Problem to work on:
From the entries below, report how many lines contain the string "image". Give only that number.

Source data:
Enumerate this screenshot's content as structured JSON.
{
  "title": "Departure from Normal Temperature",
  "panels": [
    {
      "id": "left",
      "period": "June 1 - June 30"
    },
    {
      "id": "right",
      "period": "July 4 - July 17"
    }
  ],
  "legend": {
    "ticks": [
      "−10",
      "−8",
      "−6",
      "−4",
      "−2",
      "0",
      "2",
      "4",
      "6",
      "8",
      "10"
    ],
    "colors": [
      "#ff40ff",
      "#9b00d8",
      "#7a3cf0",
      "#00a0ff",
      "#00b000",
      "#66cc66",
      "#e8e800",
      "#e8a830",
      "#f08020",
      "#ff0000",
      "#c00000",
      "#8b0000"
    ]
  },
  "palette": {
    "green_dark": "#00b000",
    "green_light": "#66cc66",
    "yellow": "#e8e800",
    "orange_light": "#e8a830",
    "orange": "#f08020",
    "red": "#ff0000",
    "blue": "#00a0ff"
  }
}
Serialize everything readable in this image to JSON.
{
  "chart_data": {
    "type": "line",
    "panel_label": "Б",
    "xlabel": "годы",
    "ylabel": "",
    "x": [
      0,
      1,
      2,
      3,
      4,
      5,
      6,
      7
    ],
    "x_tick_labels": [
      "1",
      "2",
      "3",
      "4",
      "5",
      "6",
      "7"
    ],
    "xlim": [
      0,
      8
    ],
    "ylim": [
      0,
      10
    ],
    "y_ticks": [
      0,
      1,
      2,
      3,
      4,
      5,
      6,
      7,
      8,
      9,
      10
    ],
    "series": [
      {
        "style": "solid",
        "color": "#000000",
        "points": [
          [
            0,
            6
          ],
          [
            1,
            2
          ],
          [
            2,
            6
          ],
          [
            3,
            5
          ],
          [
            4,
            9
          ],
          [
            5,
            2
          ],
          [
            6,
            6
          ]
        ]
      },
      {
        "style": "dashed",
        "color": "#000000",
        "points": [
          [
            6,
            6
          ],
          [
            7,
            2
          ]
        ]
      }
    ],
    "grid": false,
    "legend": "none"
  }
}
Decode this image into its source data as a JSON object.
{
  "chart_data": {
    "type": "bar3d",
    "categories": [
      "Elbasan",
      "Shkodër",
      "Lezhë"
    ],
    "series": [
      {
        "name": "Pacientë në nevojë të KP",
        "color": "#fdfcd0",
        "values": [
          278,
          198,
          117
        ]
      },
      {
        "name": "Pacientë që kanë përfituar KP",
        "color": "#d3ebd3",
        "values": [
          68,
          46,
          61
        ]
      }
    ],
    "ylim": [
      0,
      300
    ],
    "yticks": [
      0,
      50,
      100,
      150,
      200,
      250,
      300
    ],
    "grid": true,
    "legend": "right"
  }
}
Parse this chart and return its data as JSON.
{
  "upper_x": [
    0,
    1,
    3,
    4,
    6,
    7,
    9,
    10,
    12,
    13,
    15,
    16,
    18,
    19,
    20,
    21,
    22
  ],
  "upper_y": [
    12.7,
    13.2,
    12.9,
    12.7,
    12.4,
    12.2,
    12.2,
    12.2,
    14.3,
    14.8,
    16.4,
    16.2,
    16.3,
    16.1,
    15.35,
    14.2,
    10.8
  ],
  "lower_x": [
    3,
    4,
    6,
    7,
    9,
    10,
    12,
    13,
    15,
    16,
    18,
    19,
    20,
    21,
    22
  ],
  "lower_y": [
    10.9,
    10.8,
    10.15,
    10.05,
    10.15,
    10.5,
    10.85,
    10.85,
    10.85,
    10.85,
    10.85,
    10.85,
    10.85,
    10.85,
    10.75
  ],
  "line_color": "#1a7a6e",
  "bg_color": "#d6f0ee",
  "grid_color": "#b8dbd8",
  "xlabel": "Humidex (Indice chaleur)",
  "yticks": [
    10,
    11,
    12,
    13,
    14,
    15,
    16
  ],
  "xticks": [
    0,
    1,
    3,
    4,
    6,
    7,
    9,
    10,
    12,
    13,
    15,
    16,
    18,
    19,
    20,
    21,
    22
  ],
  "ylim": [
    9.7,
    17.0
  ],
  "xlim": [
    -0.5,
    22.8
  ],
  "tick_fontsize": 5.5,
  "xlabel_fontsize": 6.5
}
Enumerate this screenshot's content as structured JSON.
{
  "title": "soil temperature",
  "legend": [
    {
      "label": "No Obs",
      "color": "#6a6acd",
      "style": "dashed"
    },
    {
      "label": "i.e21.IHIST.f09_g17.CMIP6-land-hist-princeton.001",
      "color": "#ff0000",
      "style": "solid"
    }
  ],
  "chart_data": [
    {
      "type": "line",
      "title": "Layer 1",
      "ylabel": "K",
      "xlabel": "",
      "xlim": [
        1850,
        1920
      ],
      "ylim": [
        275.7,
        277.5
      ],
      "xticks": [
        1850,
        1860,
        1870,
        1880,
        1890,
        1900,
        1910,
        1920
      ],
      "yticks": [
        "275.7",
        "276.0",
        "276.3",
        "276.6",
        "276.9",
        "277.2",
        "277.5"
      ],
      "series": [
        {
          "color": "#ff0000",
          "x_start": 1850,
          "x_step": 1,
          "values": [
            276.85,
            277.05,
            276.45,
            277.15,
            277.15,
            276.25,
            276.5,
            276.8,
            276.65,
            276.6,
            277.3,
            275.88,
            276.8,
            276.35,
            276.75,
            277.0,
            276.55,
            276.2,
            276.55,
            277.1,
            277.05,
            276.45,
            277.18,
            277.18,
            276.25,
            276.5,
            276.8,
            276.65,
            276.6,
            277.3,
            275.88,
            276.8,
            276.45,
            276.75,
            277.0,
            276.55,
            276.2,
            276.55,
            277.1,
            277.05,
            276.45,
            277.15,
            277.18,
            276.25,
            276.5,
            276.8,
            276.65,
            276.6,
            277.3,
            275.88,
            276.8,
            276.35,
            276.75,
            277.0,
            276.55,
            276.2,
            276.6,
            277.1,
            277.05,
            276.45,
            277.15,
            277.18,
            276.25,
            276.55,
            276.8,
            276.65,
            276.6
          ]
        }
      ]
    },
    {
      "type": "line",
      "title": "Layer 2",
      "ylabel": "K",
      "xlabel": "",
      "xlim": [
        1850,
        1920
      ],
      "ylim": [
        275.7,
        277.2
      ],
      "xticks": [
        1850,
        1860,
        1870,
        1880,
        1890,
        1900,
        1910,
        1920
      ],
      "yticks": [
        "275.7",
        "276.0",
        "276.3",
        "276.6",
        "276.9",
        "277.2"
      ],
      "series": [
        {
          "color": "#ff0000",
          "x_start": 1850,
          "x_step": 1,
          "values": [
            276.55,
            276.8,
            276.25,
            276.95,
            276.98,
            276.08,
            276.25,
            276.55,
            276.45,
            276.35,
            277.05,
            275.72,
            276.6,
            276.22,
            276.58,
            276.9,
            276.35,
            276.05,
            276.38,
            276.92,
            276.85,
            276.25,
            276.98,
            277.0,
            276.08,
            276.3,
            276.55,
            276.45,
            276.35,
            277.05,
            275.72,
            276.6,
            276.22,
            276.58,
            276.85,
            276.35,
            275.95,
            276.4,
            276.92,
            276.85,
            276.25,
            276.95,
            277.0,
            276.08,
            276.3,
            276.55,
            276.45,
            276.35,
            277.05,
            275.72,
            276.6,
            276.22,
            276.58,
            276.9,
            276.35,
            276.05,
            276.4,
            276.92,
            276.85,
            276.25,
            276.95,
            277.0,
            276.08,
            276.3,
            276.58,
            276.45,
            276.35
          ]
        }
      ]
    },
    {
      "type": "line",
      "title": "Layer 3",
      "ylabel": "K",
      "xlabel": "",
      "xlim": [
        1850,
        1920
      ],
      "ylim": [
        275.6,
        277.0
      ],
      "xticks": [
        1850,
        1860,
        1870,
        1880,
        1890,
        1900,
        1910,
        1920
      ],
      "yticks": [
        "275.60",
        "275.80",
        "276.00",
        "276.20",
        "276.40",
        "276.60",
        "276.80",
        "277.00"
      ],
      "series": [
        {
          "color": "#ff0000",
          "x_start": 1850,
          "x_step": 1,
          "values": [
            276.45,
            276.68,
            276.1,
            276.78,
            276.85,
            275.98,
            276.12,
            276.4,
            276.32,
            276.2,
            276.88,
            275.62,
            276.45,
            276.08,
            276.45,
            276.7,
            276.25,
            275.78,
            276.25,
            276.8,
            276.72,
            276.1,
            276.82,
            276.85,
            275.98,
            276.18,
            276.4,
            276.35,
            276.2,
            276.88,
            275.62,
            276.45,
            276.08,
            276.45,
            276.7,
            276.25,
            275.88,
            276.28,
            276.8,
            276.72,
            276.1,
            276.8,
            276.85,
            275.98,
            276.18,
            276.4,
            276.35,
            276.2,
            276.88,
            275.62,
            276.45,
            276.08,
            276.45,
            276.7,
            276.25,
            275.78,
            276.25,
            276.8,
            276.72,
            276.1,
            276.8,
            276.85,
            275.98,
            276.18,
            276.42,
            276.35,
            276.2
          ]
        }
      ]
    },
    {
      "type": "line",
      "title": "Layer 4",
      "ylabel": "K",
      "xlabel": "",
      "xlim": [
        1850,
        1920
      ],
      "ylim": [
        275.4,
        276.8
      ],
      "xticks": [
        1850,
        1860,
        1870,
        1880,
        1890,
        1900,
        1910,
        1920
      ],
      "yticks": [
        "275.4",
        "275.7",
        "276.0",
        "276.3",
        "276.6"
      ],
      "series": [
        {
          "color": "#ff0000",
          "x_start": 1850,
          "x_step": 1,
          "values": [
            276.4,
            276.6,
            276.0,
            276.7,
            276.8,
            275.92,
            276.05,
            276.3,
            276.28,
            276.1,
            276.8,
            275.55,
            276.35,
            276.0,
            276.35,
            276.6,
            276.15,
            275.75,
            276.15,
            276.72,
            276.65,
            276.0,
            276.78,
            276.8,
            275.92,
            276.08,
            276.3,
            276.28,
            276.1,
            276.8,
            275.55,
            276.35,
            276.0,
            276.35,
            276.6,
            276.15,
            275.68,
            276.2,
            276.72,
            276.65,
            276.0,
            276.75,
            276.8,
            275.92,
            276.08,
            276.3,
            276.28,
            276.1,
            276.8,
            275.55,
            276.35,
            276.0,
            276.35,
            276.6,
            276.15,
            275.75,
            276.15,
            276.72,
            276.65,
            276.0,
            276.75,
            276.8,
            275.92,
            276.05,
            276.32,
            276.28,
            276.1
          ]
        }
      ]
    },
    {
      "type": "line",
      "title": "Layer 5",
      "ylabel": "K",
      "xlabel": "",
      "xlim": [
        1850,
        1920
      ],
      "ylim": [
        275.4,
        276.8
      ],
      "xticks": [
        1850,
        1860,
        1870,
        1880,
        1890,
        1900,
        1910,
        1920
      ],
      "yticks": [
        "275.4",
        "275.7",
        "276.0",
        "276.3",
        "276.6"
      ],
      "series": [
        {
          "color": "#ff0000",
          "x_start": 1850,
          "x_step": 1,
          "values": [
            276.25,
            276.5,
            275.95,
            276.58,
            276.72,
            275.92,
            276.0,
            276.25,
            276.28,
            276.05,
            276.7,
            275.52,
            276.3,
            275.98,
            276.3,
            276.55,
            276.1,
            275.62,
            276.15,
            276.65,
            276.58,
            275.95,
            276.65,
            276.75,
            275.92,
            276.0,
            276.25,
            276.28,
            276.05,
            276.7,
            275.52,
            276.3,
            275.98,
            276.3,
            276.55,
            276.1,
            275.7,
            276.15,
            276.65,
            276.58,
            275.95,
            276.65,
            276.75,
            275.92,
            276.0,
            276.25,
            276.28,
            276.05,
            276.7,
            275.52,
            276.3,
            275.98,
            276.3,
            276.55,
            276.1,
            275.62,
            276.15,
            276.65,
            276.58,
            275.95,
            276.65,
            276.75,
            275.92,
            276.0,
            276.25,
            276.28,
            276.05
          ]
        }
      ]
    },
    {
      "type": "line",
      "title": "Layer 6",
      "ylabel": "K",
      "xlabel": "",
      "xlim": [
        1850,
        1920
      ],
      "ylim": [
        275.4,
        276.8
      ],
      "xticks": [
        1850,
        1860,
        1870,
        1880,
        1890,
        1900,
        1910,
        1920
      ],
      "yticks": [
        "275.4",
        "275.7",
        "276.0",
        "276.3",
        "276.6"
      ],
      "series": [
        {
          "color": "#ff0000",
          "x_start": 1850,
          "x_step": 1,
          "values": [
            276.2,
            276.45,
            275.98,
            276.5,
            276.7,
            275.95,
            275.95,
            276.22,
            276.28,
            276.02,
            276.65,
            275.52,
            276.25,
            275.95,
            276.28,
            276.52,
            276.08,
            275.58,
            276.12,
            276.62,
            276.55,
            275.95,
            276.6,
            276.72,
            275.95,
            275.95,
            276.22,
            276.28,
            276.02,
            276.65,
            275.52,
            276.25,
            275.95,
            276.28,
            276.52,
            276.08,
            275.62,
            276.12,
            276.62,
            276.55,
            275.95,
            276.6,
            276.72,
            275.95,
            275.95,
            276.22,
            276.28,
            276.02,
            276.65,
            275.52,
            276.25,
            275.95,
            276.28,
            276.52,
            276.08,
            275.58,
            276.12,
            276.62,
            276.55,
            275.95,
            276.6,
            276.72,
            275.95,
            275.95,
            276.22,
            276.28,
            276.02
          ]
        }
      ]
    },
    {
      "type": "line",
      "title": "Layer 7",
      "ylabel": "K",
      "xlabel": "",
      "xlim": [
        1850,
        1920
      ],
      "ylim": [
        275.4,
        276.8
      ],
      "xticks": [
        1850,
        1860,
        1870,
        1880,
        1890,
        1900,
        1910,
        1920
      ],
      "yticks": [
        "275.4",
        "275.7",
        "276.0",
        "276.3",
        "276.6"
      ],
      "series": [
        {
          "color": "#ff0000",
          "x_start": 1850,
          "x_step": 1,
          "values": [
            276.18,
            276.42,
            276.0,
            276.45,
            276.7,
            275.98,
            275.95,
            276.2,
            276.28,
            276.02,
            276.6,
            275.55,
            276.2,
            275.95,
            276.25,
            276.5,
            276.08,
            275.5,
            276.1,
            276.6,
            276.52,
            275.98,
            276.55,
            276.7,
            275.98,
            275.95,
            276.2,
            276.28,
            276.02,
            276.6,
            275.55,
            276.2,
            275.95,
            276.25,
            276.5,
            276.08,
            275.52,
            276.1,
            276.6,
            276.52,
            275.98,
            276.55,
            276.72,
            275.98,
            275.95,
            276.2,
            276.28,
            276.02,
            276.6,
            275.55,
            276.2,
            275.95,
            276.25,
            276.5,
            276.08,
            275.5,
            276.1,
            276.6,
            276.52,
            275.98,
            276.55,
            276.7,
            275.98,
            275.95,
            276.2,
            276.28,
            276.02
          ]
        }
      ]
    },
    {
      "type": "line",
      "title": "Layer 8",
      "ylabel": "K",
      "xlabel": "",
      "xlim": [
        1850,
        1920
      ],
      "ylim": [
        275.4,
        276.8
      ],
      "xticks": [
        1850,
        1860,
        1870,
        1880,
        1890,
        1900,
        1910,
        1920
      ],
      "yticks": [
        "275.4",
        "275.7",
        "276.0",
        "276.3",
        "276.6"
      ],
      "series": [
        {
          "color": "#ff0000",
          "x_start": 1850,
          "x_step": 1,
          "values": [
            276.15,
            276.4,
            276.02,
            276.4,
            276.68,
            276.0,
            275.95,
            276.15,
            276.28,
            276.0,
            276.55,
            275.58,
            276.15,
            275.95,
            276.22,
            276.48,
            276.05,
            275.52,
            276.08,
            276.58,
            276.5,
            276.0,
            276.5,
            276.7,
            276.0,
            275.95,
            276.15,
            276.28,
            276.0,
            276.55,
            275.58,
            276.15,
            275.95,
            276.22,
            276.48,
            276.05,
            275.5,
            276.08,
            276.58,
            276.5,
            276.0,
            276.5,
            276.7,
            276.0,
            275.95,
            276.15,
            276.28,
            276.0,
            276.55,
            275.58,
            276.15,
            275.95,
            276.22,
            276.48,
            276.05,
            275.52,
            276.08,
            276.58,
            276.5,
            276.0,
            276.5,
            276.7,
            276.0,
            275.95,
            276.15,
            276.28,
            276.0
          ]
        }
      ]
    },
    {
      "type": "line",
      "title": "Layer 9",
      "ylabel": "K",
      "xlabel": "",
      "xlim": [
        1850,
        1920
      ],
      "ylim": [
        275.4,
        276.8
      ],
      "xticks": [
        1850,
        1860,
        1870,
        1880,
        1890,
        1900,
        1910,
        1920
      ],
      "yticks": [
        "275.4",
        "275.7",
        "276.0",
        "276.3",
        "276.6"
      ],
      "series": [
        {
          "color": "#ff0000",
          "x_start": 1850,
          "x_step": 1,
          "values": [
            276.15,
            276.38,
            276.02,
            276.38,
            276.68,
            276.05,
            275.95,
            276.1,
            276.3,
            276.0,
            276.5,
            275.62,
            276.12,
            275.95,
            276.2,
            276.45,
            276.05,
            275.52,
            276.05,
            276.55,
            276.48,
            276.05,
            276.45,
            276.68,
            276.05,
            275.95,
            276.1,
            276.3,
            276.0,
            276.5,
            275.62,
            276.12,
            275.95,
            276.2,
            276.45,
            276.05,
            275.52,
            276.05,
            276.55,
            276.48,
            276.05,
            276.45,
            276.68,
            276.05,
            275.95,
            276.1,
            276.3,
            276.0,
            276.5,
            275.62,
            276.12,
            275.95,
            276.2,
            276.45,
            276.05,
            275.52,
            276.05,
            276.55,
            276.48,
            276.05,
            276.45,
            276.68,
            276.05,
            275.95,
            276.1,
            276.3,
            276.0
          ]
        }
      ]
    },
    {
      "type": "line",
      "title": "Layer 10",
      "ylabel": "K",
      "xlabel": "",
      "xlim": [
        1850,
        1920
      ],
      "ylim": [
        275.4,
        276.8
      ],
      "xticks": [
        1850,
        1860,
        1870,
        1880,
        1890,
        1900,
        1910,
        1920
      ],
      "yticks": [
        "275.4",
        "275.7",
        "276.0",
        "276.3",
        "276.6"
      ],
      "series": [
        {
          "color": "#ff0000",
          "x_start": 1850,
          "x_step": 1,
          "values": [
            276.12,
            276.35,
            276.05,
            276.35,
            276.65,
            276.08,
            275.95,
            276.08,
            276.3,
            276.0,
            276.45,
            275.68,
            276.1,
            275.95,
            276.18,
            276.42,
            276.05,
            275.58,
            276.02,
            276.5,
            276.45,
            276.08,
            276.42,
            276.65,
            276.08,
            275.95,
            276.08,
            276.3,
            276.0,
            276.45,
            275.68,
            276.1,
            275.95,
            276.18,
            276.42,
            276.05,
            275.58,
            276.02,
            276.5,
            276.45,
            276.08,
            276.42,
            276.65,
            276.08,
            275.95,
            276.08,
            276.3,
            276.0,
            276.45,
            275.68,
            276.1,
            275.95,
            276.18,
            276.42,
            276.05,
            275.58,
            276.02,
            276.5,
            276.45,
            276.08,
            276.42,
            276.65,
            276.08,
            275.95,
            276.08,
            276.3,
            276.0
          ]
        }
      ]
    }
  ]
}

Result:
2